• _Given exercise_
Nothing may be dropped or altered: reproduce all the data.

• _Data listing_
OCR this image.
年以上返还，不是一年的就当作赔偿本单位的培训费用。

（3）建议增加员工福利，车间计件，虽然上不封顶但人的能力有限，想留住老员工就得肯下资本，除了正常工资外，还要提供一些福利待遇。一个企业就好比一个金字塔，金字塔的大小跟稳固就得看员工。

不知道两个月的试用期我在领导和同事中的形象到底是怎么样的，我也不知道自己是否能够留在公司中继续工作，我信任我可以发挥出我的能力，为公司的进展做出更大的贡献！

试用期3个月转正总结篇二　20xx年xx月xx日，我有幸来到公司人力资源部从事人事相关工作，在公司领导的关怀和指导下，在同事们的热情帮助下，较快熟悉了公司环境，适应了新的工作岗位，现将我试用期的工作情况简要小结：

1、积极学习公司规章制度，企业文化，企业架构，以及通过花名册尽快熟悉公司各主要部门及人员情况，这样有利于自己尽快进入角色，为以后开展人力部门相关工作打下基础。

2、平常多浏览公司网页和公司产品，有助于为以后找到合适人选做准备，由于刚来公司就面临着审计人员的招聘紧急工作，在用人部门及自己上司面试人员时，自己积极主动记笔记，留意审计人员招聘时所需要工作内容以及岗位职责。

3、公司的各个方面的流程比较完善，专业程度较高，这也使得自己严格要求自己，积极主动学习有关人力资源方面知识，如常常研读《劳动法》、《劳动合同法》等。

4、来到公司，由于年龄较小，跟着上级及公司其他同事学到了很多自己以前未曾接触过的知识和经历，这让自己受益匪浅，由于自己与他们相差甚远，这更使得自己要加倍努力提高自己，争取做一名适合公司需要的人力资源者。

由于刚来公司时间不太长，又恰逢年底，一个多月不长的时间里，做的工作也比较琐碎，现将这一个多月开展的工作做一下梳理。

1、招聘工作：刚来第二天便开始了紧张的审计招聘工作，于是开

• _Response below_
OCR this image.
年以上返还，不是一年的就当作赔偿本单位的培训费用。

（3）建议增加员工福利，车间计件，虽然上不封顶但人的能力有限，想留住老员工就得肯下资本，除了正常工资外，还要提供一些福利待遇。一个企业就好比一个金字塔，金字塔的大小跟稳固就得看员工。

不知道两个月的试用期我在领导和同事中的形象到底是怎么样的，我也不知道自己是否能够留在公司中继续工作，我信任我可以发挥出我的能力，为公司的进展做出更大的贡献！

试用期3个月转正总结篇二　20xx年xx月xx日，我有幸来到公司人力资源部从事人事相关工作，在公司领导的关怀和指导下，在同事们的热情帮助下，较快熟悉了公司环境，适应了新的工作岗位，现将我试用期的工作情况简要小结：

1、积极学习公司规章制度，企业文化，企业架构，以及通过花名册尽快熟悉公司各主要部门及人员情况，这样有利于自己尽快进入角色，为以后开展人力部门相关工作打下基础。

2、平常多浏览公司网页和公司产品，有助于为以后找到合适人选做准备，由于刚来公司就面临着审计人员的招聘紧急工作，在用人部门及自己上司面试人员时，自己积极主动记笔记，留意审计人员招聘时所需要工作内容以及岗位职责。

3、公司的各个方面的流程比较完善，专业程度较高，这也使得自己严格要求自己，积极主动学习有关人力资源方面知识，如常常研读《劳动法》、《劳动合同法》等。

4、来到公司，由于年龄较小，跟着上级及公司其他同事学到了很多自己以前未曾接触过的知识和经历，这让自己受益匪浅，由于自己与他们相差甚远，这更使得自己要加倍努力提高自己，争取做一名适合公司需要的人力资源者。

由于刚来公司时间不太长，又恰逢年底，一个多月不长的时间里，做的工作也比较琐碎，现将这一个多月开展的工作做一下梳理。

1、招聘工作：刚来第二天便开始了紧张的审计招聘工作，于是开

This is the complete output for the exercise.